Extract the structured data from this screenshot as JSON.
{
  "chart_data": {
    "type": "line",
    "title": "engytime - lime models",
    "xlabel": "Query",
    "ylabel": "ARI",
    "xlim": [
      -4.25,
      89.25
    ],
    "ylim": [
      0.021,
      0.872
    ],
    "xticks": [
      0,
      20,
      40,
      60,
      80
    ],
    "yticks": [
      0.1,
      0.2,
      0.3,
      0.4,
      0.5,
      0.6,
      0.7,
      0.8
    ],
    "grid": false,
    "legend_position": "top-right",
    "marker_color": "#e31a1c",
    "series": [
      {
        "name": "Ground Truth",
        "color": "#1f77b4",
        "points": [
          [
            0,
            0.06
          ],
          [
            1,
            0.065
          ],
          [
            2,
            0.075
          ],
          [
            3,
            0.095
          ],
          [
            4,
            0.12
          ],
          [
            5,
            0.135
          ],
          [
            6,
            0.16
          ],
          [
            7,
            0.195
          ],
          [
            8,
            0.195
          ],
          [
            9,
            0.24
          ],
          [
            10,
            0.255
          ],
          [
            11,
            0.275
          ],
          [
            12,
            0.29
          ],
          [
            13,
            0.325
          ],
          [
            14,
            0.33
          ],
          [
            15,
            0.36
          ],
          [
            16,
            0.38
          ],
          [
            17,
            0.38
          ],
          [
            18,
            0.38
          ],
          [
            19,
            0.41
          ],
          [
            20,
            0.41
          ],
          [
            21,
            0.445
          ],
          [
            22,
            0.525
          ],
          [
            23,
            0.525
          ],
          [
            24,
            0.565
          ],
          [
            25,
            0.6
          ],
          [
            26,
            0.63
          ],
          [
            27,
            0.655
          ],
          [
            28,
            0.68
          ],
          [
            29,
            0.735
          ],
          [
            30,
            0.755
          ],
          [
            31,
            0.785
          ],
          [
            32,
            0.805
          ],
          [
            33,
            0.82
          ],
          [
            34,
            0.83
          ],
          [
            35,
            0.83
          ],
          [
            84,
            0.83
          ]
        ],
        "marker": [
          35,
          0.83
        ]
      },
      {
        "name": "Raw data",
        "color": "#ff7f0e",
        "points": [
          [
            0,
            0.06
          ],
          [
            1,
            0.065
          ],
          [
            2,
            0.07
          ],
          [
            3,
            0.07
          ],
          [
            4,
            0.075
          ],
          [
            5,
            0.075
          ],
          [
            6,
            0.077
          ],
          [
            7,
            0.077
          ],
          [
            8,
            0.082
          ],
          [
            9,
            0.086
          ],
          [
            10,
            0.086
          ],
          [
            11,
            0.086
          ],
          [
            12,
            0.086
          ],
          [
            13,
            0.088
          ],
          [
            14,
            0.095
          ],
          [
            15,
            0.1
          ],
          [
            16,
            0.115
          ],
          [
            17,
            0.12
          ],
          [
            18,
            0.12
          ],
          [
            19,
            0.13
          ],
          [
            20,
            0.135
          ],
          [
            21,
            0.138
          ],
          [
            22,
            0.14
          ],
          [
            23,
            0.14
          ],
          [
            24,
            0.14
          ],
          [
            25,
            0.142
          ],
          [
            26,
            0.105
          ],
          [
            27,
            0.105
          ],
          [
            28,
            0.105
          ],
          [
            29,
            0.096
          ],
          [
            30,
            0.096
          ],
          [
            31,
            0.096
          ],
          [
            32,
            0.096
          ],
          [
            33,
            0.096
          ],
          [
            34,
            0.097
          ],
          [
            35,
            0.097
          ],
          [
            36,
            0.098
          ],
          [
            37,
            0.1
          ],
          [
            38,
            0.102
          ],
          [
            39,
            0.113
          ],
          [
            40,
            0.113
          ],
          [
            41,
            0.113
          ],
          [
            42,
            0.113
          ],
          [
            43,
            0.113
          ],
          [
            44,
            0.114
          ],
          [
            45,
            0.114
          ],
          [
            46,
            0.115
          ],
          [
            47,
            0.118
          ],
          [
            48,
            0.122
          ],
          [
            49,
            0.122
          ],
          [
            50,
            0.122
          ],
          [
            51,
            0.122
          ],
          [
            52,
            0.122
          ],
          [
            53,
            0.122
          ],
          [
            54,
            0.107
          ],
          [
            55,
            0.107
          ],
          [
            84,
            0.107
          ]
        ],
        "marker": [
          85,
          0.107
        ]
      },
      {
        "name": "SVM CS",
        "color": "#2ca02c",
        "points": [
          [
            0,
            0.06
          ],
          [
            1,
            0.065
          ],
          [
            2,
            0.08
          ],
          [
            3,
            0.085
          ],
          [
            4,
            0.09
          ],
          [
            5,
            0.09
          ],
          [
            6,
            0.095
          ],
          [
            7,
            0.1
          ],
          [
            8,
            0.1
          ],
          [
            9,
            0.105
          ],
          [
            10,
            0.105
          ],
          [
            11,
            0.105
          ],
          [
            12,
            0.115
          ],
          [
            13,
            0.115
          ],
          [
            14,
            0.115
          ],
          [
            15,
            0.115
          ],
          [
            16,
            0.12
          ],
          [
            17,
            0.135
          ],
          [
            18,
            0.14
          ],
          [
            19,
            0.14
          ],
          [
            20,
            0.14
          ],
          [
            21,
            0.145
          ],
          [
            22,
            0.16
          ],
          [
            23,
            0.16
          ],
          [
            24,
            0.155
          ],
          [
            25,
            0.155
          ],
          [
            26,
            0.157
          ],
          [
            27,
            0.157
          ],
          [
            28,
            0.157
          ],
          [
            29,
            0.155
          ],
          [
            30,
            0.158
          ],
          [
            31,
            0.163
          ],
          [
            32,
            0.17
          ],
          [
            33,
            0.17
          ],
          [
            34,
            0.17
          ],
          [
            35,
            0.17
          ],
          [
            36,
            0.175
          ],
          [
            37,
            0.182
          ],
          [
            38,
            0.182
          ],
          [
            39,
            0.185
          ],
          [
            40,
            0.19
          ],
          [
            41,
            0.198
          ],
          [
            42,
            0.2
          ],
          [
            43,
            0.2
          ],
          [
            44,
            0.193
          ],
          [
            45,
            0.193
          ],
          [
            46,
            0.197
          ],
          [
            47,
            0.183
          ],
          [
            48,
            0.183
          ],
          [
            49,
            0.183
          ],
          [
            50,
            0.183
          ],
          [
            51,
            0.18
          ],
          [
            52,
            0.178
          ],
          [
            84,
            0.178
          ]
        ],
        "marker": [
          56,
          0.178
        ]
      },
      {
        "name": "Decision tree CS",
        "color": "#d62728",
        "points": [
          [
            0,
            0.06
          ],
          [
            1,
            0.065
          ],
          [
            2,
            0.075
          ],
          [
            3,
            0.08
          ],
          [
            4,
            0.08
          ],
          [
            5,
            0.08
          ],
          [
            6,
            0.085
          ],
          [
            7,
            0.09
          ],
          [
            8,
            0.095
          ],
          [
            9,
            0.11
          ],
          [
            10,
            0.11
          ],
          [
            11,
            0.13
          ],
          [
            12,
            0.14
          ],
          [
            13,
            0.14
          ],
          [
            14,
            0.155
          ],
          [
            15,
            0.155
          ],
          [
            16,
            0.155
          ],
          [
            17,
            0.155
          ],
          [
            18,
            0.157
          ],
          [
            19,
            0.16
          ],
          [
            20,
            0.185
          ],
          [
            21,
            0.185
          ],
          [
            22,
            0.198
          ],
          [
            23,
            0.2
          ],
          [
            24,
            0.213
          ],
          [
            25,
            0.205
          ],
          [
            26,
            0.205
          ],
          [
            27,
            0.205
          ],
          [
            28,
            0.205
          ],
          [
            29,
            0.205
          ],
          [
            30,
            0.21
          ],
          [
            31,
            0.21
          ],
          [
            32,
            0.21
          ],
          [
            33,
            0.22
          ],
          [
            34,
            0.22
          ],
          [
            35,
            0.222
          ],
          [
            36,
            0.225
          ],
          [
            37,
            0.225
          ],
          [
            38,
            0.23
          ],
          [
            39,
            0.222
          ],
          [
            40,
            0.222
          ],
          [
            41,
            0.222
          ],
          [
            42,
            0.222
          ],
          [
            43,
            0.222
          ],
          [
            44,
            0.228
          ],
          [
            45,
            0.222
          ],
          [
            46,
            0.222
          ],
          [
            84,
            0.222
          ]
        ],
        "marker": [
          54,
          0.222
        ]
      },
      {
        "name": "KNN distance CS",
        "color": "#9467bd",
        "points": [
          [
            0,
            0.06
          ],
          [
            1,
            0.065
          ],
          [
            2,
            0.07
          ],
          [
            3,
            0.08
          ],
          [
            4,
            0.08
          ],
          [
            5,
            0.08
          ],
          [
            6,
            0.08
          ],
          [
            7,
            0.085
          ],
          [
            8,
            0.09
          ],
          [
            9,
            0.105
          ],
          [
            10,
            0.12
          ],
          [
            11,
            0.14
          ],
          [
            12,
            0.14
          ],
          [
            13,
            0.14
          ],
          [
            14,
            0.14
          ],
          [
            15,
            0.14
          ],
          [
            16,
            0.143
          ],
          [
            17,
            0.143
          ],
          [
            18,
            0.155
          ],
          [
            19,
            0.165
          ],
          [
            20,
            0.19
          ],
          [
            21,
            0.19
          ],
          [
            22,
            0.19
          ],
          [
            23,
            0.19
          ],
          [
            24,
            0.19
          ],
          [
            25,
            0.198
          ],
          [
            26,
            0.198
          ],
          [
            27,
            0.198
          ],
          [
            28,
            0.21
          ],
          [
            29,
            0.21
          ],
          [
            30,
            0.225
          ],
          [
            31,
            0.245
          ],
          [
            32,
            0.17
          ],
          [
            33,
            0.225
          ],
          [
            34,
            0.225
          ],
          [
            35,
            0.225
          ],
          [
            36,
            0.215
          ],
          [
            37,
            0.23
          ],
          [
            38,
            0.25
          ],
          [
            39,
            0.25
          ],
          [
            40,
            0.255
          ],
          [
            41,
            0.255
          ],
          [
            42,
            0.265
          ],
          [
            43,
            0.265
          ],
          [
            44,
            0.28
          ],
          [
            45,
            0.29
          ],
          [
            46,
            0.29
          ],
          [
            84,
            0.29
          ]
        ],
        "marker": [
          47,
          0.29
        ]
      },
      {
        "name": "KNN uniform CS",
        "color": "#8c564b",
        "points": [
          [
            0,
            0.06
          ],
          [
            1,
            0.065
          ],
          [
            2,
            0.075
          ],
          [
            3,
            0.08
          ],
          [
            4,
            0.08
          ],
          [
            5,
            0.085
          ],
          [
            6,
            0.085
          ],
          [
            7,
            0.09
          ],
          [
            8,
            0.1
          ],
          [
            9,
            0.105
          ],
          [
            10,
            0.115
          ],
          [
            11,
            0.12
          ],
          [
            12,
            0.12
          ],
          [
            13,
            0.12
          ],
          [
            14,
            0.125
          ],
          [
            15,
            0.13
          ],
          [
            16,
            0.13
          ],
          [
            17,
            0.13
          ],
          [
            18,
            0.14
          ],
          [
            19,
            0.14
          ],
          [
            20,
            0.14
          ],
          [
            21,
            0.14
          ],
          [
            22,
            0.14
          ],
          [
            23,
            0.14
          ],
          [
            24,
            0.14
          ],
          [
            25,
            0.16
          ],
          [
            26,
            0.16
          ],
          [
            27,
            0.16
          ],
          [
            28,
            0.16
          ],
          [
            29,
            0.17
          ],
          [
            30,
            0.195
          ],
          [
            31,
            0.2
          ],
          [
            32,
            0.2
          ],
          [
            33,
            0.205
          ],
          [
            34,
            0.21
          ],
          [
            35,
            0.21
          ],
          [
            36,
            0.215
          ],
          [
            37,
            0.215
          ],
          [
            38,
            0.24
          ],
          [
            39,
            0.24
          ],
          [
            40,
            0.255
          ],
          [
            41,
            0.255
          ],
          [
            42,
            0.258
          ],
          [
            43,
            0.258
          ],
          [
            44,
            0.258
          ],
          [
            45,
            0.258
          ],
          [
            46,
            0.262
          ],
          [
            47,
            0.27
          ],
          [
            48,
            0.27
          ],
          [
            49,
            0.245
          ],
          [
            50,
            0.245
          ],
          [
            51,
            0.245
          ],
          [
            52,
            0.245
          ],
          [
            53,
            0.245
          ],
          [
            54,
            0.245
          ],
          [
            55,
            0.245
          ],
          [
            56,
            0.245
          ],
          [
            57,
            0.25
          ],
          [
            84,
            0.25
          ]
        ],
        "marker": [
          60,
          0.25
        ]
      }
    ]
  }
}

*-*-*

Goal.
Pick out and copy the lines of the entries that hold the string "name".

Answer below.
        "name": "Ground Truth",
        "name": "Raw data",
        "name": "SVM CS",
        "name": "Decision tree CS",
        "name": "KNN distance CS",
        "name": "KNN uniform CS",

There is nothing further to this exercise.